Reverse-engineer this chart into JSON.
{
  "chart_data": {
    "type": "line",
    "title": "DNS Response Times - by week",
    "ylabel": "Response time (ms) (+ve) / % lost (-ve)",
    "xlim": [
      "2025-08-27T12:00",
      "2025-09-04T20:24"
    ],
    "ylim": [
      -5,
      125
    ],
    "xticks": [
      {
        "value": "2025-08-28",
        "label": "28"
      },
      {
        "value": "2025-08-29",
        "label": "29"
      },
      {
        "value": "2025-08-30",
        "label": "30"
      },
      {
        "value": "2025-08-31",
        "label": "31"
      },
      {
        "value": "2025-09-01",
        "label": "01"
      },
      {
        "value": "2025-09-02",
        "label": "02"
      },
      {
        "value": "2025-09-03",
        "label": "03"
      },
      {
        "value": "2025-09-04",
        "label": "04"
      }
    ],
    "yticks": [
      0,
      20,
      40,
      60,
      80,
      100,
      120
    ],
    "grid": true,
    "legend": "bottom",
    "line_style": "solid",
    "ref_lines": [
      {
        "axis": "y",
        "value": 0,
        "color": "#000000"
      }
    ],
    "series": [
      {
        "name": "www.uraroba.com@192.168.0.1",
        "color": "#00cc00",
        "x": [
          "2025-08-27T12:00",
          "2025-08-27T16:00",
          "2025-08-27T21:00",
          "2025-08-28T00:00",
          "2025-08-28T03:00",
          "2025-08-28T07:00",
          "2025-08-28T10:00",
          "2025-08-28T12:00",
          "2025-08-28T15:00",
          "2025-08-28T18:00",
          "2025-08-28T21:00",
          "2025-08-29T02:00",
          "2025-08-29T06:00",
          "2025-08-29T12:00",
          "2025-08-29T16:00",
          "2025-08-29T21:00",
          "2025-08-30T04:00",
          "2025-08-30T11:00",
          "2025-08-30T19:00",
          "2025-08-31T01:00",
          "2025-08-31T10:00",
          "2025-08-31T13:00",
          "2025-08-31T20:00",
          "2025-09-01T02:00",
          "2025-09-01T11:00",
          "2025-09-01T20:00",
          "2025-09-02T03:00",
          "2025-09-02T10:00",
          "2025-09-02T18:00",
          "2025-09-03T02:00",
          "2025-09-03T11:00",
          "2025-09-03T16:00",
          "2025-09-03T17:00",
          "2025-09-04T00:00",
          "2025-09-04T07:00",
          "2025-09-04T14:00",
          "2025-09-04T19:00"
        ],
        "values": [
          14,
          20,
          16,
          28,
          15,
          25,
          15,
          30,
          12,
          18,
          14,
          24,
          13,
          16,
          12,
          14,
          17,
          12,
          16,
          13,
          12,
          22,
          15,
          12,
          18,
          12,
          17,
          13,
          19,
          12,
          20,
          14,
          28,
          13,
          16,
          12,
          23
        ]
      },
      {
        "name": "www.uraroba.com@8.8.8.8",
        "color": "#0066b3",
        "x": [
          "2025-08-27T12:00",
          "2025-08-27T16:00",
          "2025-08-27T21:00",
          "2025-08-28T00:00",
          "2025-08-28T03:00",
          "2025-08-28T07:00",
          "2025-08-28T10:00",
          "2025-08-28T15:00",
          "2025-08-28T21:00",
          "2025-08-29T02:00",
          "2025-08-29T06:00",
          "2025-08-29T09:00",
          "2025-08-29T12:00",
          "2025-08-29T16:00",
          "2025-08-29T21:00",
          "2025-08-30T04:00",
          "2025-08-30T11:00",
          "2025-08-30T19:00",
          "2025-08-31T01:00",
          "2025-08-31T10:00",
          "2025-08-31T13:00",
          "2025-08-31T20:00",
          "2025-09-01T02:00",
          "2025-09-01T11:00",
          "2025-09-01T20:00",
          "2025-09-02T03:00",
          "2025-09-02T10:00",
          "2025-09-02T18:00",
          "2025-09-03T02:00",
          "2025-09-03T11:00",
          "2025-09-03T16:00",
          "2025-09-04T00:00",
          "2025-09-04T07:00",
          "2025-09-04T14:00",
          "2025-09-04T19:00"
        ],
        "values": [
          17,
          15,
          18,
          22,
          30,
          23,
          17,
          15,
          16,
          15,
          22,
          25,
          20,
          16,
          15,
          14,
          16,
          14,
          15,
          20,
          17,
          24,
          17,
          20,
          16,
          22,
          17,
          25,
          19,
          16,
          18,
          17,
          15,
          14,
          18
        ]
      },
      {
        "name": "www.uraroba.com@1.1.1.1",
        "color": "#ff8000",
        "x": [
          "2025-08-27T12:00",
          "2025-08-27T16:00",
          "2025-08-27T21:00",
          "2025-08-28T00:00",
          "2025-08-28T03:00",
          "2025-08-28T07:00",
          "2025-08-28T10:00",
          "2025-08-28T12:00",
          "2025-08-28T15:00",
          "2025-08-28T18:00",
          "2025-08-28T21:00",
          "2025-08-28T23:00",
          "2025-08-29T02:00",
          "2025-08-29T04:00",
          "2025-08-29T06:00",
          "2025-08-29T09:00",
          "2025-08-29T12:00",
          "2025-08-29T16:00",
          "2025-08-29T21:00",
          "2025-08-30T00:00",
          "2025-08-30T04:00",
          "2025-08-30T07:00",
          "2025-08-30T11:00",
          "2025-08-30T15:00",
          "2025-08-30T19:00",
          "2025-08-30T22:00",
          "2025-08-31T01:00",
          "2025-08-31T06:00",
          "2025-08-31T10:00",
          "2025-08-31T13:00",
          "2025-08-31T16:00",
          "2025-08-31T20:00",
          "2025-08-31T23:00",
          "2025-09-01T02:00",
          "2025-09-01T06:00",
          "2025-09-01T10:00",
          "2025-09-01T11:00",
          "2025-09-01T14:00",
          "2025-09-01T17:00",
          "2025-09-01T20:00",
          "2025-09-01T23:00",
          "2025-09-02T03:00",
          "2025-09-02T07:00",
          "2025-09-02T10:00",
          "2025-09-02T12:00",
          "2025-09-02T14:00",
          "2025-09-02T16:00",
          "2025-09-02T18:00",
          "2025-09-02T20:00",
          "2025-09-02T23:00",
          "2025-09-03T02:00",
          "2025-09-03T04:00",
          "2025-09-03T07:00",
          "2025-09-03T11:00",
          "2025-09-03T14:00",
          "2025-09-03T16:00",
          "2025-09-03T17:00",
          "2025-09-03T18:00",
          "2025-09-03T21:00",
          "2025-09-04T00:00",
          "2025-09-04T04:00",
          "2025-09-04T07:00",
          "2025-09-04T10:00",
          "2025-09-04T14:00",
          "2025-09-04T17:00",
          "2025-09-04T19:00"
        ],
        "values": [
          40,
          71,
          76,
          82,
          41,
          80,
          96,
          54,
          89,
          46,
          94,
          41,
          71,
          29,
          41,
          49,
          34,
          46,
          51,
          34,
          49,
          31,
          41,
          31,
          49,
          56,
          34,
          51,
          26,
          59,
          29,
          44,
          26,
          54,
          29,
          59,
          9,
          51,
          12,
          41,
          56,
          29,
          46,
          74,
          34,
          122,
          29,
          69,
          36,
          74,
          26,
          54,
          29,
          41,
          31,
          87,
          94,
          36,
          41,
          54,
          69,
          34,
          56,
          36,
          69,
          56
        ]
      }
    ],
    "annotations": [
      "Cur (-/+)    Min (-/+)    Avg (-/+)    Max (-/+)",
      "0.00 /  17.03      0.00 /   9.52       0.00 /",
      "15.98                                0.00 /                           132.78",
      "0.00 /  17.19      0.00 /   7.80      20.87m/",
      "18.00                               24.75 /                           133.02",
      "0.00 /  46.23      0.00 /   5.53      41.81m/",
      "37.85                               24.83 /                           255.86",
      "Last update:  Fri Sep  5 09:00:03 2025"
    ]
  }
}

== Exercise aim ==
From the first line to the last, please quote the material above exactly.

== Exercise solution ==
Reverse-engineer this chart into JSON.
{
  "chart_data": {
    "type": "line",
    "title": "DNS Response Times - by week",
    "ylabel": "Response time (ms) (+ve) / % lost (-ve)",
    "xlim": [
      "2025-08-27T12:00",
      "2025-09-04T20:24"
    ],
    "ylim": [
      -5,
      125
    ],
    "xticks": [
      {
        "value": "2025-08-28",
        "label": "28"
      },
      {
        "value": "2025-08-29",
        "label": "29"
      },
      {
        "value": "2025-08-30",
        "label": "30"
      },
      {
        "value": "2025-08-31",
        "label": "31"
      },
      {
        "value": "2025-09-01",
        "label": "01"
      },
      {
        "value": "2025-09-02",
        "label": "02"
      },
      {
        "value": "2025-09-03",
        "label": "03"
      },
      {
        "value": "2025-09-04",
        "label": "04"
      }
    ],
    "yticks": [
      0,
      20,
      40,
      60,
      80,
      100,
      120
    ],
    "grid": true,
    "legend": "bottom",
    "line_style": "solid",
    "ref_lines": [
      {
        "axis": "y",
        "value": 0,
        "color": "#000000"
      }
    ],
    "series": [
      {
        "name": "www.uraroba.com@192.168.0.1",
        "color": "#00cc00",
        "x": [
          "2025-08-27T12:00",
          "2025-08-27T16:00",
          "2025-08-27T21:00",
          "2025-08-28T00:00",
          "2025-08-28T03:00",
          "2025-08-28T07:00",
          "2025-08-28T10:00",
          "2025-08-28T12:00",
          "2025-08-28T15:00",
          "2025-08-28T18:00",
          "2025-08-28T21:00",
          "2025-08-29T02:00",
          "2025-08-29T06:00",
          "2025-08-29T12:00",
          "2025-08-29T16:00",
          "2025-08-29T21:00",
          "2025-08-30T04:00",
          "2025-08-30T11:00",
          "2025-08-30T19:00",
          "2025-08-31T01:00",
          "2025-08-31T10:00",
          "2025-08-31T13:00",
          "2025-08-31T20:00",
          "2025-09-01T02:00",
          "2025-09-01T11:00",
          "2025-09-01T20:00",
          "2025-09-02T03:00",
          "2025-09-02T10:00",
          "2025-09-02T18:00",
          "2025-09-03T02:00",
          "2025-09-03T11:00",
          "2025-09-03T16:00",
          "2025-09-03T17:00",
          "2025-09-04T00:00",
          "2025-09-04T07:00",
          "2025-09-04T14:00",
          "2025-09-04T19:00"
        ],
        "values": [
          14,
          20,
          16,
          28,
          15,
          25,
          15,
          30,
          12,
          18,
          14,
          24,
          13,
          16,
          12,
          14,
          17,
          12,
          16,
          13,
          12,
          22,
          15,
          12,
          18,
          12,
          17,
          13,
          19,
          12,
          20,
          14,
          28,
          13,
          16,
          12,
          23
        ]
      },
      {
        "name": "www.uraroba.com@8.8.8.8",
        "color": "#0066b3",
        "x": [
          "2025-08-27T12:00",
          "2025-08-27T16:00",
          "2025-08-27T21:00",
          "2025-08-28T00:00",
          "2025-08-28T03:00",
          "2025-08-28T07:00",
          "2025-08-28T10:00",
          "2025-08-28T15:00",
          "2025-08-28T21:00",
          "2025-08-29T02:00",
          "2025-08-29T06:00",
          "2025-08-29T09:00",
          "2025-08-29T12:00",
          "2025-08-29T16:00",
          "2025-08-29T21:00",
          "2025-08-30T04:00",
          "2025-08-30T11:00",
          "2025-08-30T19:00",
          "2025-08-31T01:00",
          "2025-08-31T10:00",
          "2025-08-31T13:00",
          "2025-08-31T20:00",
          "2025-09-01T02:00",
          "2025-09-01T11:00",
          "2025-09-01T20:00",
          "2025-09-02T03:00",
          "2025-09-02T10:00",
          "2025-09-02T18:00",
          "2025-09-03T02:00",
          "2025-09-03T11:00",
          "2025-09-03T16:00",
          "2025-09-04T00:00",
          "2025-09-04T07:00",
          "2025-09-04T14:00",
          "2025-09-04T19:00"
        ],
        "values": [
          17,
          15,
          18,
          22,
          30,
          23,
          17,
          15,
          16,
          15,
          22,
          25,
          20,
          16,
          15,
          14,
          16,
          14,
          15,
          20,
          17,
          24,
          17,
          20,
          16,
          22,
          17,
          25,
          19,
          16,
          18,
          17,
          15,
          14,
          18
        ]
      },
      {
        "name": "www.uraroba.com@1.1.1.1",
        "color": "#ff8000",
        "x": [
          "2025-08-27T12:00",
          "2025-08-27T16:00",
          "2025-08-27T21:00",
          "2025-08-28T00:00",
          "2025-08-28T03:00",
          "2025-08-28T07:00",
          "2025-08-28T10:00",
          "2025-08-28T12:00",
          "2025-08-28T15:00",
          "2025-08-28T18:00",
          "2025-08-28T21:00",
          "2025-08-28T23:00",
          "2025-08-29T02:00",
          "2025-08-29T04:00",
          "2025-08-29T06:00",
          "2025-08-29T09:00",
          "2025-08-29T12:00",
          "2025-08-29T16:00",
          "2025-08-29T21:00",
          "2025-08-30T00:00",
          "2025-08-30T04:00",
          "2025-08-30T07:00",
          "2025-08-30T11:00",
          "2025-08-30T15:00",
          "2025-08-30T19:00",
          "2025-08-30T22:00",
          "2025-08-31T01:00",
          "2025-08-31T06:00",
          "2025-08-31T10:00",
          "2025-08-31T13:00",
          "2025-08-31T16:00",
          "2025-08-31T20:00",
          "2025-08-31T23:00",
          "2025-09-01T02:00",
          "2025-09-01T06:00",
          "2025-09-01T10:00",
          "2025-09-01T11:00",
          "2025-09-01T14:00",
          "2025-09-01T17:00",
          "2025-09-01T20:00",
          "2025-09-01T23:00",
          "2025-09-02T03:00",
          "2025-09-02T07:00",
          "2025-09-02T10:00",
          "2025-09-02T12:00",
          "2025-09-02T14:00",
          "2025-09-02T16:00",
          "2025-09-02T18:00",
          "2025-09-02T20:00",
          "2025-09-02T23:00",
          "2025-09-03T02:00",
          "2025-09-03T04:00",
          "2025-09-03T07:00",
          "2025-09-03T11:00",
          "2025-09-03T14:00",
          "2025-09-03T16:00",
          "2025-09-03T17:00",
          "2025-09-03T18:00",
          "2025-09-03T21:00",
          "2025-09-04T00:00",
          "2025-09-04T04:00",
          "2025-09-04T07:00",
          "2025-09-04T10:00",
          "2025-09-04T14:00",
          "2025-09-04T17:00",
          "2025-09-04T19:00"
        ],
        "values": [
          40,
          71,
          76,
          82,
          41,
          80,
          96,
          54,
          89,
          46,
          94,
          41,
          71,
          29,
          41,
          49,
          34,
          46,
          51,
          34,
          49,
          31,
          41,
          31,
          49,
          56,
          34,
          51,
          26,
          59,
          29,
          44,
          26,
          54,
          29,
          59,
          9,
          51,
          12,
          41,
          56,
          29,
          46,
          74,
          34,
          122,
          29,
          69,
          36,
          74,
          26,
          54,
          29,
          41,
          31,
          87,
          94,
          36,
          41,
          54,
          69,
          34,
          56,
          36,
          69,
          56
        ]
      }
    ],
    "annotations": [
      "Cur (-/+)    Min (-/+)    Avg (-/+)    Max (-/+)",
      "0.00 /  17.03      0.00 /   9.52       0.00 /",
      "15.98                                0.00 /                           132.78",
      "0.00 /  17.19      0.00 /   7.80      20.87m/",
      "18.00                               24.75 /                           133.02",
      "0.00 /  46.23      0.00 /   5.53      41.81m/",
      "37.85                               24.83 /                           255.86",
      "Last update:  Fri Sep  5 09:00:03 2025"
    ]
  }
}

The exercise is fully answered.